### Work to be completed
Below are entries to be transcribed exactly; exclude the pictures from the copy.

<<<<

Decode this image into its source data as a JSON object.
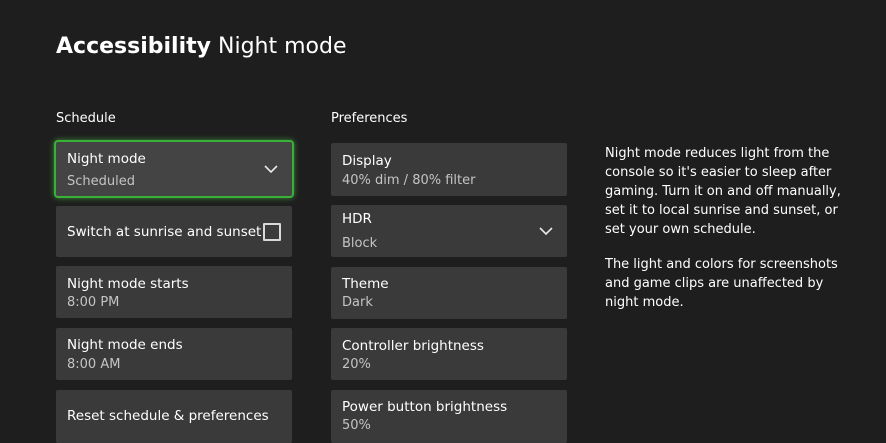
{
  "page": {
    "title_bold": "Accessibility",
    "title_rest": "Night mode"
  },
  "schedule": {
    "label": "Schedule",
    "night_mode": {
      "label": "Night mode",
      "value": "Scheduled"
    },
    "sunrise_sunset": {
      "label": "Switch at sunrise and sunset",
      "checked": false
    },
    "starts": {
      "label": "Night mode starts",
      "value": "8:00 PM"
    },
    "ends": {
      "label": "Night mode ends",
      "value": "8:00 AM"
    },
    "reset": {
      "label": "Reset schedule & preferences"
    }
  },
  "preferences": {
    "label": "Preferences",
    "display": {
      "label": "Display",
      "value": "40% dim / 80% filter"
    },
    "hdr": {
      "label": "HDR",
      "value": "Block"
    },
    "theme": {
      "label": "Theme",
      "value": "Dark"
    },
    "controller_brightness": {
      "label": "Controller brightness",
      "value": "20%"
    },
    "power_button_brightness": {
      "label": "Power button brightness",
      "value": "50%"
    }
  },
  "description": {
    "paragraph1": "Night mode reduces light from the console so it's easier to sleep after gaming. Turn it on and off manually, set it to local sunrise and sunset, or set your own schedule.",
    "paragraph2": "The light and colors for screenshots and game clips are unaffected by night mode."
  },
  "colors": {
    "background": "#1e1e1e",
    "tile": "#3a3a3a",
    "focus": "#39b139"
  }
}
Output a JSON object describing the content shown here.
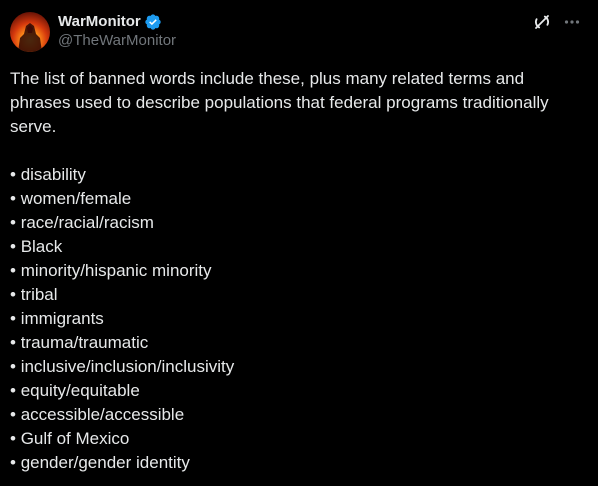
{
  "author": {
    "display_name": "WarMonitor",
    "handle": "@TheWarMonitor",
    "verified": true,
    "verified_color": "#1d9bf0"
  },
  "tweet": {
    "intro": "The list of banned words include these, plus many related terms and phrases used to describe populations that federal programs traditionally serve.",
    "items": [
      "disability",
      "women/female",
      "race/racial/racism",
      "Black",
      "minority/hispanic minority",
      "tribal",
      "immigrants",
      "trauma/traumatic",
      "inclusive/inclusion/inclusivity",
      "equity/equitable",
      "accessible/accessible",
      "Gulf of Mexico",
      "gender/gender identity"
    ]
  },
  "icons": {
    "grok": "grok-icon",
    "more": "more-icon",
    "verified": "verified-badge-icon"
  },
  "colors": {
    "background": "#000000",
    "text": "#e7e9ea",
    "secondary_text": "#71767b"
  }
}
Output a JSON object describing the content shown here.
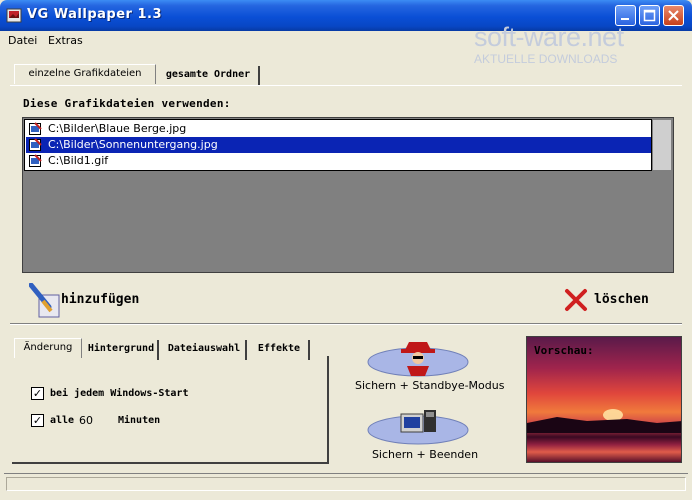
{
  "window": {
    "title": "VG Wallpaper 1.3"
  },
  "menu": {
    "items": [
      "Datei",
      "Extras"
    ]
  },
  "watermark": {
    "brand": "soft-ware.net",
    "tagline": "AKTUELLE DOWNLOADS"
  },
  "top_tabs": [
    "einzelne Grafikdateien",
    "gesamte Ordner"
  ],
  "files": {
    "heading": "Diese Grafikdateien verwenden:",
    "items": [
      "C:\\Bilder\\Blaue Berge.jpg",
      "C:\\Bilder\\Sonnenuntergang.jpg",
      "C:\\Bild1.gif"
    ],
    "selected_index": 1
  },
  "actions": {
    "add_label": "hinzufügen",
    "delete_label": "löschen"
  },
  "bottom_tabs": [
    "Änderung",
    "Hintergrund",
    "Dateiauswahl",
    "Effekte"
  ],
  "options": {
    "on_start_label": "bei jedem Windows-Start",
    "on_start_checked": true,
    "every_label": "alle",
    "every_value": "60",
    "minutes_label": "Minuten",
    "every_checked": true
  },
  "buttons": {
    "save_standby": "Sichern + Standbye-Modus",
    "save_exit": "Sichern + Beenden"
  },
  "preview": {
    "label": "Vorschau:"
  },
  "colors": {
    "titlebar": "#0846c4",
    "selection": "#0a24b4",
    "face": "#ece9d8"
  }
}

>>>>

### Exercise output
Decode this image into its source data as a JSON object.
{
  "page": {
    "title_bold": "Accessibility",
    "title_rest": "Night mode"
  },
  "schedule": {
    "label": "Schedule",
    "night_mode": {
      "label": "Night mode",
      "value": "Scheduled"
    },
    "sunrise_sunset": {
      "label": "Switch at sunrise and sunset",
      "checked": false
    },
    "starts": {
      "label": "Night mode starts",
      "value": "8:00 PM"
    },
    "ends": {
      "label": "Night mode ends",
      "value": "8:00 AM"
    },
    "reset": {
      "label": "Reset schedule & preferences"
    }
  },
  "preferences": {
    "label": "Preferences",
    "display": {
      "label": "Display",
      "value": "40% dim / 80% filter"
    },
    "hdr": {
      "label": "HDR",
      "value": "Block"
    },
    "theme": {
      "label": "Theme",
      "value": "Dark"
    },
    "controller_brightness": {
      "label": "Controller brightness",
      "value": "20%"
    },
    "power_button_brightness": {
      "label": "Power button brightness",
      "value": "50%"
    }
  },
  "description": {
    "paragraph1": "Night mode reduces light from the console so it's easier to sleep after gaming. Turn it on and off manually, set it to local sunrise and sunset, or set your own schedule.",
    "paragraph2": "The light and colors for screenshots and game clips are unaffected by night mode."
  },
  "colors": {
    "background": "#1e1e1e",
    "tile": "#3a3a3a",
    "focus": "#39b139"
  }
}
Output a JSON object describing the content shown here.
{
  "author": {
    "display_name": "WarMonitor",
    "handle": "@TheWarMonitor",
    "verified": true,
    "verified_color": "#1d9bf0"
  },
  "tweet": {
    "intro": "The list of banned words include these, plus many related terms and phrases used to describe populations that federal programs traditionally serve.",
    "items": [
      "disability",
      "women/female",
      "race/racial/racism",
      "Black",
      "minority/hispanic minority",
      "tribal",
      "immigrants",
      "trauma/traumatic",
      "inclusive/inclusion/inclusivity",
      "equity/equitable",
      "accessible/accessible",
      "Gulf of Mexico",
      "gender/gender identity"
    ]
  },
  "icons": {
    "grok": "grok-icon",
    "more": "more-icon",
    "verified": "verified-badge-icon"
  },
  "colors": {
    "background": "#000000",
    "text": "#e7e9ea",
    "secondary_text": "#71767b"
  }
}
Output a JSON object describing the content shown here.
{
  "window": {
    "title": "VG Wallpaper 1.3"
  },
  "menu": {
    "items": [
      "Datei",
      "Extras"
    ]
  },
  "watermark": {
    "brand": "soft-ware.net",
    "tagline": "AKTUELLE DOWNLOADS"
  },
  "top_tabs": [
    "einzelne Grafikdateien",
    "gesamte Ordner"
  ],
  "files": {
    "heading": "Diese Grafikdateien verwenden:",
    "items": [
      "C:\\Bilder\\Blaue Berge.jpg",
      "C:\\Bilder\\Sonnenuntergang.jpg",
      "C:\\Bild1.gif"
    ],
    "selected_index": 1
  },
  "actions": {
    "add_label": "hinzufügen",
    "delete_label": "löschen"
  },
  "bottom_tabs": [
    "Änderung",
    "Hintergrund",
    "Dateiauswahl",
    "Effekte"
  ],
  "options": {
    "on_start_label": "bei jedem Windows-Start",
    "on_start_checked": true,
    "every_label": "alle",
    "every_value": "60",
    "minutes_label": "Minuten",
    "every_checked": true
  },
  "buttons": {
    "save_standby": "Sichern + Standbye-Modus",
    "save_exit": "Sichern + Beenden"
  },
  "preview": {
    "label": "Vorschau:"
  },
  "colors": {
    "titlebar": "#0846c4",
    "selection": "#0a24b4",
    "face": "#ece9d8"
  }
}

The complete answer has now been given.